:: GIVEN DATA

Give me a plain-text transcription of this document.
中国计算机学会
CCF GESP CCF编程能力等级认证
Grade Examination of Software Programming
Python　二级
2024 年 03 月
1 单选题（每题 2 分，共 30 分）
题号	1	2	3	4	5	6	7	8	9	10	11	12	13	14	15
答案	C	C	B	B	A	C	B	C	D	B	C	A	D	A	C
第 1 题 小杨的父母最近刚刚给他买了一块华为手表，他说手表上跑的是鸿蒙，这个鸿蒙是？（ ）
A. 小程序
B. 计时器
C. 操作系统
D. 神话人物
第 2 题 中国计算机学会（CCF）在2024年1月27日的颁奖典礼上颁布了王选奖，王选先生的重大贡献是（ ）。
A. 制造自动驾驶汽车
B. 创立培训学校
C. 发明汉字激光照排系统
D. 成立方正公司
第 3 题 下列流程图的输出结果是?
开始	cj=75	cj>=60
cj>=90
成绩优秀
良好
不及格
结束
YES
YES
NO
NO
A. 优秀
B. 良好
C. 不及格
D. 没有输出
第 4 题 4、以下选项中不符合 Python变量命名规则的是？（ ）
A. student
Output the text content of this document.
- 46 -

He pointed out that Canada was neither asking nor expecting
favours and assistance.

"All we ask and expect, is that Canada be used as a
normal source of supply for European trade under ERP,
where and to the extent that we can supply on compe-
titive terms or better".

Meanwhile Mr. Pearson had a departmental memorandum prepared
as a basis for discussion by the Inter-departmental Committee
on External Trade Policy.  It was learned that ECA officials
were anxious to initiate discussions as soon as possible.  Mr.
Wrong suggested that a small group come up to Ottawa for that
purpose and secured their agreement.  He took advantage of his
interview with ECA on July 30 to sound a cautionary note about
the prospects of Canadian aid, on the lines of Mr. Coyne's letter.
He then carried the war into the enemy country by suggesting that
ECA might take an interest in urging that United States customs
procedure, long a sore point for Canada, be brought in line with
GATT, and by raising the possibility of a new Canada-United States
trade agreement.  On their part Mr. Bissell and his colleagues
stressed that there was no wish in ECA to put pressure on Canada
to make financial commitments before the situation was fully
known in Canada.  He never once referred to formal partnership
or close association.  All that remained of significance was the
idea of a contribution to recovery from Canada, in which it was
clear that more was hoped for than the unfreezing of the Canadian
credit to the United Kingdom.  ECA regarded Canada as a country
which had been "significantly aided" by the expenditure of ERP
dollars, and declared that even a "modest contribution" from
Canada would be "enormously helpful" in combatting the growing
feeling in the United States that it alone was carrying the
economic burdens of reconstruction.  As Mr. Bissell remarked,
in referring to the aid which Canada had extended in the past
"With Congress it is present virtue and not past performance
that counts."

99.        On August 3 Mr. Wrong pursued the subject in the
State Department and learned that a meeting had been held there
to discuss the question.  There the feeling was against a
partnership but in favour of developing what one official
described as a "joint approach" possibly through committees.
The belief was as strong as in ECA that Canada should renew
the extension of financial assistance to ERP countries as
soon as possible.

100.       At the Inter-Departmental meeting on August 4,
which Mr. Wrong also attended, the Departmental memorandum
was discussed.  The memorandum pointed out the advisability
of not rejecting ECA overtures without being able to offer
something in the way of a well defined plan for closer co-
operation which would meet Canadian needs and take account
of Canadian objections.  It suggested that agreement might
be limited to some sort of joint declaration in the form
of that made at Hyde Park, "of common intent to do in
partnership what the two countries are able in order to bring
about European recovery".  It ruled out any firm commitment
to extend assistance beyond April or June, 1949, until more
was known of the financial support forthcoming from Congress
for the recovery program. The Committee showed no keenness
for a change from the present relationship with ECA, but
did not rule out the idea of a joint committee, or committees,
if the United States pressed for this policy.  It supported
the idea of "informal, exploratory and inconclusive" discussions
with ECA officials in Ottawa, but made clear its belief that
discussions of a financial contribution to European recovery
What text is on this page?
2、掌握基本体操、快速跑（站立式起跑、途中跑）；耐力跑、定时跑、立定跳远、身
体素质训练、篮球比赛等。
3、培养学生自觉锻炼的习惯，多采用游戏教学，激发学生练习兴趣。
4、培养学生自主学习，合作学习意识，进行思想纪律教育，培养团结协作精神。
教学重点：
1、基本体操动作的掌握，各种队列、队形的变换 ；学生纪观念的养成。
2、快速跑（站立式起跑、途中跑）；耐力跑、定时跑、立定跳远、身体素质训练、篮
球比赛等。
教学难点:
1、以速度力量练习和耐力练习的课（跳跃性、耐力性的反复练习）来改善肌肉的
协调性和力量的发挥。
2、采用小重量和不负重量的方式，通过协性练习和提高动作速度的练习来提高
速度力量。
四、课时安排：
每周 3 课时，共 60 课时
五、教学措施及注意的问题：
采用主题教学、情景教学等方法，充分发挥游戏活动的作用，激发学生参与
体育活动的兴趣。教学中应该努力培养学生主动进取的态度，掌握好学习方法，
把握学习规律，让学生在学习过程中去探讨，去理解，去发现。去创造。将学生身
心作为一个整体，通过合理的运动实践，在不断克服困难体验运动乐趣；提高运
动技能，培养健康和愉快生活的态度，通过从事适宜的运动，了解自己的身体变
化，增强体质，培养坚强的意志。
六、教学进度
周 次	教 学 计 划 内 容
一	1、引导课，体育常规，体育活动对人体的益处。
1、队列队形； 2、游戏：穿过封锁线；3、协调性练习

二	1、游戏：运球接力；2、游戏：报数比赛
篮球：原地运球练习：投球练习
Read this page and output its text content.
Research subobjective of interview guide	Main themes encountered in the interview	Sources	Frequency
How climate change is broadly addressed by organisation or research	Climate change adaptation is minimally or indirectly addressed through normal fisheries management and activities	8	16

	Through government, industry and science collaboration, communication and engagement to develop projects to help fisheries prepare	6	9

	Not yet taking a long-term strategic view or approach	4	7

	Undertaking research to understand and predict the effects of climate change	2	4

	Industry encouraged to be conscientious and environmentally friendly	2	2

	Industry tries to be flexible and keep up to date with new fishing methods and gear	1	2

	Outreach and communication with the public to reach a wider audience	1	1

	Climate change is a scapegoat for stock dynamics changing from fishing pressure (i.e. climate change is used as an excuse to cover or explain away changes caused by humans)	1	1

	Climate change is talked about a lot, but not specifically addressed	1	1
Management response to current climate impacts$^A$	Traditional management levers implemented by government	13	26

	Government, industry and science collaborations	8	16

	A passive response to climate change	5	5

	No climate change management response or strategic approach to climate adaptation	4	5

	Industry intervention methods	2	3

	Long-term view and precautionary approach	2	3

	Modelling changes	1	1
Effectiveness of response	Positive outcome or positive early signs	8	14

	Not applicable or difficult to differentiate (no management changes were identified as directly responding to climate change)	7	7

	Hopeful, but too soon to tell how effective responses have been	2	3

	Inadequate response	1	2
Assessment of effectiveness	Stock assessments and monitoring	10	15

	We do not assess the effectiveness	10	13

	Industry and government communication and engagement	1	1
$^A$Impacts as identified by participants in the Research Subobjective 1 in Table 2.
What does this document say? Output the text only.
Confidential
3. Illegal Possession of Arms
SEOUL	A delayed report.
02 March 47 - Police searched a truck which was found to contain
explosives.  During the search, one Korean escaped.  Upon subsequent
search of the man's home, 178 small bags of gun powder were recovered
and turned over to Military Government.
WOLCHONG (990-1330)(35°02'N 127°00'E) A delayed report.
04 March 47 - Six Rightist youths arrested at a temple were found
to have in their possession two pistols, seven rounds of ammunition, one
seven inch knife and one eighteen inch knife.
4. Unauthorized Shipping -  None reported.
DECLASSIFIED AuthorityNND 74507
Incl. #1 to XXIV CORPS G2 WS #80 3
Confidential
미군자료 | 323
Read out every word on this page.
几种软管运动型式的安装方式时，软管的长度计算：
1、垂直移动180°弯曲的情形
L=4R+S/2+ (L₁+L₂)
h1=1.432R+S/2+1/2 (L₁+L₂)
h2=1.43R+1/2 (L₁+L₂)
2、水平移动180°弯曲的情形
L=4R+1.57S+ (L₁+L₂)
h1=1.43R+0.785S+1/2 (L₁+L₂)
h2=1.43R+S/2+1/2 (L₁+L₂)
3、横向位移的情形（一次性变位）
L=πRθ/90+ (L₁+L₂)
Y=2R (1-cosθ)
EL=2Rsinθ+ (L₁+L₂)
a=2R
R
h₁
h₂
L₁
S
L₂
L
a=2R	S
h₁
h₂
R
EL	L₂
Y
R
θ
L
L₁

::::

Transcribe exactly, and only, the lines from the one bearing "Read out every word on this page." through the last line of the entries, counting both.

→ **EXERCISE RESPONSE**
Read out every word on this page.
几种软管运动型式的安装方式时，软管的长度计算：
1、垂直移动180°弯曲的情形
L=4R+S/2+ (L₁+L₂)
h1=1.432R+S/2+1/2 (L₁+L₂)
h2=1.43R+1/2 (L₁+L₂)
2、水平移动180°弯曲的情形
L=4R+1.57S+ (L₁+L₂)
h1=1.43R+0.785S+1/2 (L₁+L₂)
h2=1.43R+S/2+1/2 (L₁+L₂)
3、横向位移的情形（一次性变位）
L=πRθ/90+ (L₁+L₂)
Y=2R (1-cosθ)
EL=2Rsinθ+ (L₁+L₂)
a=2R
R
h₁
h₂
L₁
S
L₂
L
a=2R	S
h₁
h₂
R
EL	L₂
Y
R
θ
L
L₁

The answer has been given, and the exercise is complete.